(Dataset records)
_ _ _ _ _

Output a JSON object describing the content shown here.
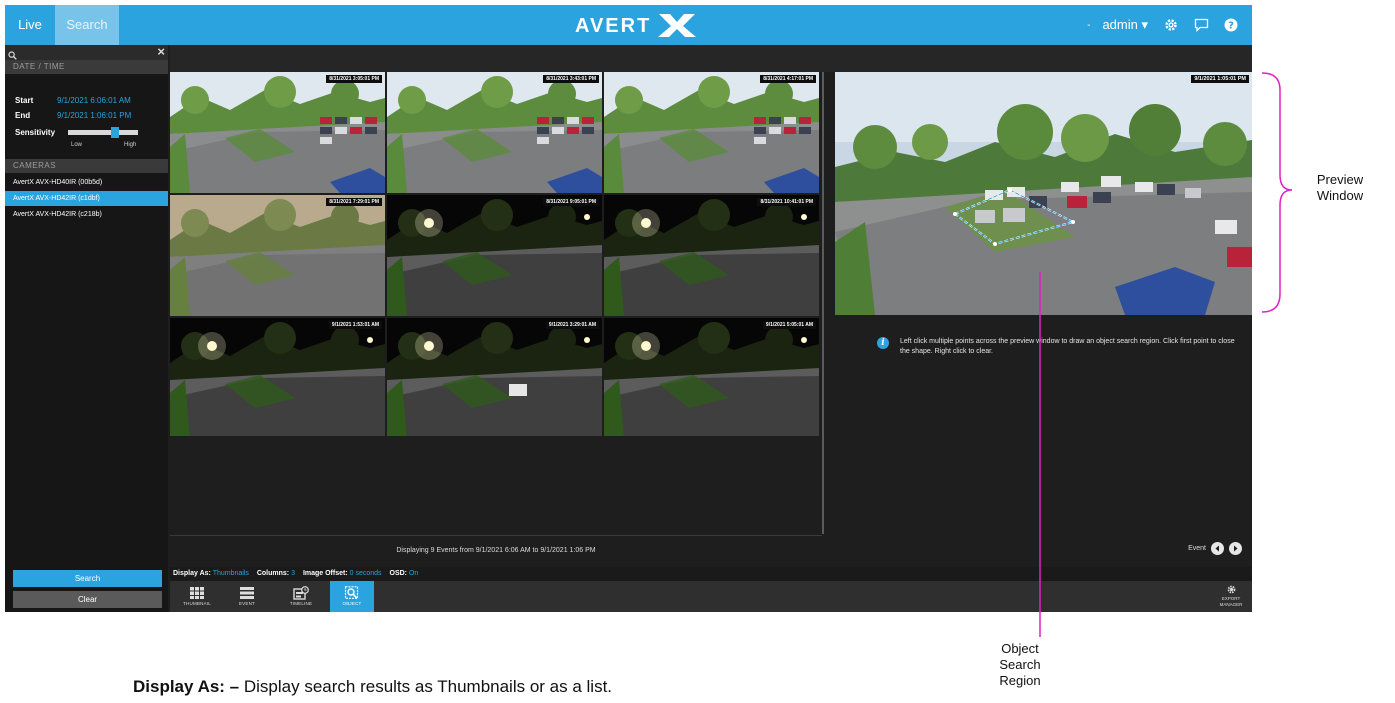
{
  "topbar": {
    "tabs": [
      {
        "label": "Live"
      },
      {
        "label": "Search"
      }
    ],
    "logo_text": "AVERTX",
    "separator": "-",
    "user": "admin",
    "icons": [
      "gear-icon",
      "chat-icon",
      "help-icon"
    ]
  },
  "sidebar": {
    "section_datetime": "DATE / TIME",
    "start_label": "Start",
    "start_value": "9/1/2021 6:06:01 AM",
    "end_label": "End",
    "end_value": "9/1/2021 1:06:01 PM",
    "sensitivity_label": "Sensitivity",
    "sensitivity_low": "Low",
    "sensitivity_high": "High",
    "sensitivity_level": 0.65,
    "section_cameras": "CAMERAS",
    "cameras": [
      {
        "label": "AvertX AVX-HD40IR (00b5d)",
        "selected": false
      },
      {
        "label": "AvertX AVX-HD42IR (c1dbf)",
        "selected": true
      },
      {
        "label": "AvertX AVX-HD42IR (c218b)",
        "selected": false
      }
    ],
    "search_button": "Search",
    "clear_button": "Clear"
  },
  "thumbnails": [
    {
      "timestamp": "8/31/2021 3:05:01 PM",
      "scene": "day"
    },
    {
      "timestamp": "8/31/2021 3:43:01 PM",
      "scene": "day"
    },
    {
      "timestamp": "8/31/2021 4:17:01 PM",
      "scene": "day"
    },
    {
      "timestamp": "8/31/2021 7:29:01 PM",
      "scene": "dusk"
    },
    {
      "timestamp": "8/31/2021 9:05:01 PM",
      "scene": "night"
    },
    {
      "timestamp": "8/31/2021 10:41:01 PM",
      "scene": "night"
    },
    {
      "timestamp": "9/1/2021 1:53:01 AM",
      "scene": "night"
    },
    {
      "timestamp": "9/1/2021 3:29:01 AM",
      "scene": "night"
    },
    {
      "timestamp": "9/1/2021 5:05:01 AM",
      "scene": "night"
    }
  ],
  "preview": {
    "timestamp": "9/1/2021 1:05:01 PM",
    "info_text": "Left click multiple points across the preview window to draw an object search region. Click first point to close the shape. Right click to clear."
  },
  "status_text": "Displaying 9 Events from 9/1/2021 6:06 AM to 9/1/2021 1:06 PM",
  "event_nav_label": "Event",
  "options": {
    "display_as_label": "Display As:",
    "display_as_value": "Thumbnails",
    "columns_label": "Columns:",
    "columns_value": "3",
    "image_offset_label": "Image Offset:",
    "image_offset_value": "0 seconds",
    "osd_label": "OSD:",
    "osd_value": "On"
  },
  "view_buttons": [
    {
      "label": "THUMBNAIL",
      "icon": "grid-icon",
      "selected": false
    },
    {
      "label": "EVENT",
      "icon": "list-icon",
      "selected": false
    },
    {
      "label": "TIMELINE",
      "icon": "timeline-icon",
      "selected": false
    },
    {
      "label": "OBJECT",
      "icon": "object-search-icon",
      "selected": true
    }
  ],
  "export_manager": {
    "line1": "EXPORT",
    "line2": "MANAGER"
  },
  "annotations": {
    "preview_window": [
      "Preview",
      "Window"
    ],
    "object_search_region": [
      "Object",
      "Search",
      "Region"
    ]
  },
  "caption": {
    "bold": "Display As: –",
    "text": " Display search results as Thumbnails or as a list."
  },
  "colors": {
    "accent": "#2aa3df",
    "annotation": "#e020c8"
  }
}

_ _ _ _ _

**Task instructions:** Reproduce the records above exactly, leaving out every picture they contain.

**Exercise result:**
Output a JSON object describing the content shown here.
{
  "topbar": {
    "tabs": [
      {
        "label": "Live"
      },
      {
        "label": "Search"
      }
    ],
    "logo_text": "AVERTX",
    "separator": "-",
    "user": "admin",
    "icons": [
      "gear-icon",
      "chat-icon",
      "help-icon"
    ]
  },
  "sidebar": {
    "section_datetime": "DATE / TIME",
    "start_label": "Start",
    "start_value": "9/1/2021 6:06:01 AM",
    "end_label": "End",
    "end_value": "9/1/2021 1:06:01 PM",
    "sensitivity_label": "Sensitivity",
    "sensitivity_low": "Low",
    "sensitivity_high": "High",
    "sensitivity_level": 0.65,
    "section_cameras": "CAMERAS",
    "cameras": [
      {
        "label": "AvertX AVX-HD40IR (00b5d)",
        "selected": false
      },
      {
        "label": "AvertX AVX-HD42IR (c1dbf)",
        "selected": true
      },
      {
        "label": "AvertX AVX-HD42IR (c218b)",
        "selected": false
      }
    ],
    "search_button": "Search",
    "clear_button": "Clear"
  },
  "thumbnails": [
    {
      "timestamp": "8/31/2021 3:05:01 PM",
      "scene": "day"
    },
    {
      "timestamp": "8/31/2021 3:43:01 PM",
      "scene": "day"
    },
    {
      "timestamp": "8/31/2021 4:17:01 PM",
      "scene": "day"
    },
    {
      "timestamp": "8/31/2021 7:29:01 PM",
      "scene": "dusk"
    },
    {
      "timestamp": "8/31/2021 9:05:01 PM",
      "scene": "night"
    },
    {
      "timestamp": "8/31/2021 10:41:01 PM",
      "scene": "night"
    },
    {
      "timestamp": "9/1/2021 1:53:01 AM",
      "scene": "night"
    },
    {
      "timestamp": "9/1/2021 3:29:01 AM",
      "scene": "night"
    },
    {
      "timestamp": "9/1/2021 5:05:01 AM",
      "scene": "night"
    }
  ],
  "preview": {
    "timestamp": "9/1/2021 1:05:01 PM",
    "info_text": "Left click multiple points across the preview window to draw an object search region. Click first point to close the shape. Right click to clear."
  },
  "status_text": "Displaying 9 Events from 9/1/2021 6:06 AM to 9/1/2021 1:06 PM",
  "event_nav_label": "Event",
  "options": {
    "display_as_label": "Display As:",
    "display_as_value": "Thumbnails",
    "columns_label": "Columns:",
    "columns_value": "3",
    "image_offset_label": "Image Offset:",
    "image_offset_value": "0 seconds",
    "osd_label": "OSD:",
    "osd_value": "On"
  },
  "view_buttons": [
    {
      "label": "THUMBNAIL",
      "icon": "grid-icon",
      "selected": false
    },
    {
      "label": "EVENT",
      "icon": "list-icon",
      "selected": false
    },
    {
      "label": "TIMELINE",
      "icon": "timeline-icon",
      "selected": false
    },
    {
      "label": "OBJECT",
      "icon": "object-search-icon",
      "selected": true
    }
  ],
  "export_manager": {
    "line1": "EXPORT",
    "line2": "MANAGER"
  },
  "annotations": {
    "preview_window": [
      "Preview",
      "Window"
    ],
    "object_search_region": [
      "Object",
      "Search",
      "Region"
    ]
  },
  "caption": {
    "bold": "Display As: –",
    "text": " Display search results as Thumbnails or as a list."
  },
  "colors": {
    "accent": "#2aa3df",
    "annotation": "#e020c8"
  }
}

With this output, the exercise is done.